[Raw records]
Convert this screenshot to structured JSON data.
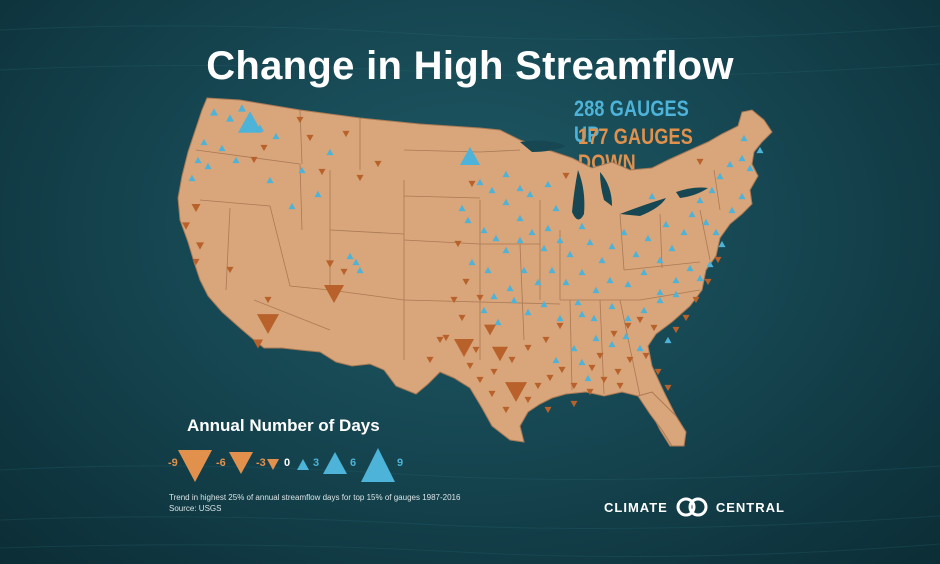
{
  "title": "Change in High Streamflow",
  "gauges_up": "288 GAUGES UP",
  "gauges_down": "177 GAUGES DOWN",
  "colors": {
    "up": "#4db3d8",
    "down": "#b8612a",
    "land": "#d9a57a",
    "border": "#a97a55",
    "legend_down": "#e2914d"
  },
  "legend": {
    "title": "Annual Number of Days",
    "labels": [
      "-9",
      "-6",
      "-3",
      "0",
      "3",
      "6",
      "9"
    ]
  },
  "footnote": {
    "line1": "Trend in highest 25% of annual streamflow days for top 15% of gauges 1987-2016",
    "line2": "Source: USGS"
  },
  "logo": {
    "left": "CLIMATE",
    "right": "CENTRAL",
    "icon": "interlocking-rings-icon"
  }
}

[What to work on]
Pictures don't belong in the copy. Restate all the entries exactly.

[Written response]
Convert this screenshot to structured JSON data.
{
  "title": "Change in High Streamflow",
  "gauges_up": "288 GAUGES UP",
  "gauges_down": "177 GAUGES DOWN",
  "colors": {
    "up": "#4db3d8",
    "down": "#b8612a",
    "land": "#d9a57a",
    "border": "#a97a55",
    "legend_down": "#e2914d"
  },
  "legend": {
    "title": "Annual Number of Days",
    "labels": [
      "-9",
      "-6",
      "-3",
      "0",
      "3",
      "6",
      "9"
    ]
  },
  "footnote": {
    "line1": "Trend in highest 25% of annual streamflow days for top 15% of gauges 1987-2016",
    "line2": "Source: USGS"
  },
  "logo": {
    "left": "CLIMATE",
    "right": "CENTRAL",
    "icon": "interlocking-rings-icon"
  }
}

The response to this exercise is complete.